Goal of the exercise: Write out all of the entries exactly as given.

Data supplied:
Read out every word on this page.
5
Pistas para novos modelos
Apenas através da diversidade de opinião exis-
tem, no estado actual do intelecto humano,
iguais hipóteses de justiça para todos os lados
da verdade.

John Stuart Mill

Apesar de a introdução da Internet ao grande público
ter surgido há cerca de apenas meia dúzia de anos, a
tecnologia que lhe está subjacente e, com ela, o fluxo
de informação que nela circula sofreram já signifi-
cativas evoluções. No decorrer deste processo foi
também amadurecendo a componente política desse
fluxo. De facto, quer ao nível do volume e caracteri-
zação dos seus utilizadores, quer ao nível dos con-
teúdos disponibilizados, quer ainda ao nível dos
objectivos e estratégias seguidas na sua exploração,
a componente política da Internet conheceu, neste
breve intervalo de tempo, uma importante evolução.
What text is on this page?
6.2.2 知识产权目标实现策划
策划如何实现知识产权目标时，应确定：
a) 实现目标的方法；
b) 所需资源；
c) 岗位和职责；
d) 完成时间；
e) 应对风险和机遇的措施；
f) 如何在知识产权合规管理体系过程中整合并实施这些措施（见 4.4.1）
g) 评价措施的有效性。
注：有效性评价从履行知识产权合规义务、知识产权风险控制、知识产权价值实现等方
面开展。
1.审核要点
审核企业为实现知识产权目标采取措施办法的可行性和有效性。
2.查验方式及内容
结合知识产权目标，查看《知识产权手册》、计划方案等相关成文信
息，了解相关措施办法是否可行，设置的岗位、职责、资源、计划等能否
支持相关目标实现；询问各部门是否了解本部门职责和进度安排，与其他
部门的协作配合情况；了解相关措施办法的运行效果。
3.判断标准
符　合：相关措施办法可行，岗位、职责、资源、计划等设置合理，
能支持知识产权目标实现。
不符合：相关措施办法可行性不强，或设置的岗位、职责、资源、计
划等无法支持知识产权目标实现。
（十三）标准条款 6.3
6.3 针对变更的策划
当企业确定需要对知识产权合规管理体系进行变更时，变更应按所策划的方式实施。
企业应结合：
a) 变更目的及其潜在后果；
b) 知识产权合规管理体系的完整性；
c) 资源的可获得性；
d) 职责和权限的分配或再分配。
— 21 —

Worked answer:
Read out every word on this page.
5
Pistas para novos modelos
Apenas através da diversidade de opinião exis-
tem, no estado actual do intelecto humano,
iguais hipóteses de justiça para todos os lados
da verdade.

John Stuart Mill

Apesar de a introdução da Internet ao grande público
ter surgido há cerca de apenas meia dúzia de anos, a
tecnologia que lhe está subjacente e, com ela, o fluxo
de informação que nela circula sofreram já signifi-
cativas evoluções. No decorrer deste processo foi
também amadurecendo a componente política desse
fluxo. De facto, quer ao nível do volume e caracteri-
zação dos seus utilizadores, quer ao nível dos con-
teúdos disponibilizados, quer ainda ao nível dos
objectivos e estratégias seguidas na sua exploração,
a componente política da Internet conheceu, neste
breve intervalo de tempo, uma importante evolução.
What text is on this page?
6.2.2 知识产权目标实现策划
策划如何实现知识产权目标时，应确定：
a) 实现目标的方法；
b) 所需资源；
c) 岗位和职责；
d) 完成时间；
e) 应对风险和机遇的措施；
f) 如何在知识产权合规管理体系过程中整合并实施这些措施（见 4.4.1）
g) 评价措施的有效性。
注：有效性评价从履行知识产权合规义务、知识产权风险控制、知识产权价值实现等方
面开展。
1.审核要点
审核企业为实现知识产权目标采取措施办法的可行性和有效性。
2.查验方式及内容
结合知识产权目标，查看《知识产权手册》、计划方案等相关成文信
息，了解相关措施办法是否可行，设置的岗位、职责、资源、计划等能否
支持相关目标实现；询问各部门是否了解本部门职责和进度安排，与其他
部门的协作配合情况；了解相关措施办法的运行效果。
3.判断标准
符　合：相关措施办法可行，岗位、职责、资源、计划等设置合理，
能支持知识产权目标实现。
不符合：相关措施办法可行性不强，或设置的岗位、职责、资源、计
划等无法支持知识产权目标实现。
（十三）标准条款 6.3
6.3 针对变更的策划
当企业确定需要对知识产权合规管理体系进行变更时，变更应按所策划的方式实施。
企业应结合：
a) 变更目的及其潜在后果；
b) 知识产权合规管理体系的完整性；
c) 资源的可获得性；
d) 职责和权限的分配或再分配。
— 21 —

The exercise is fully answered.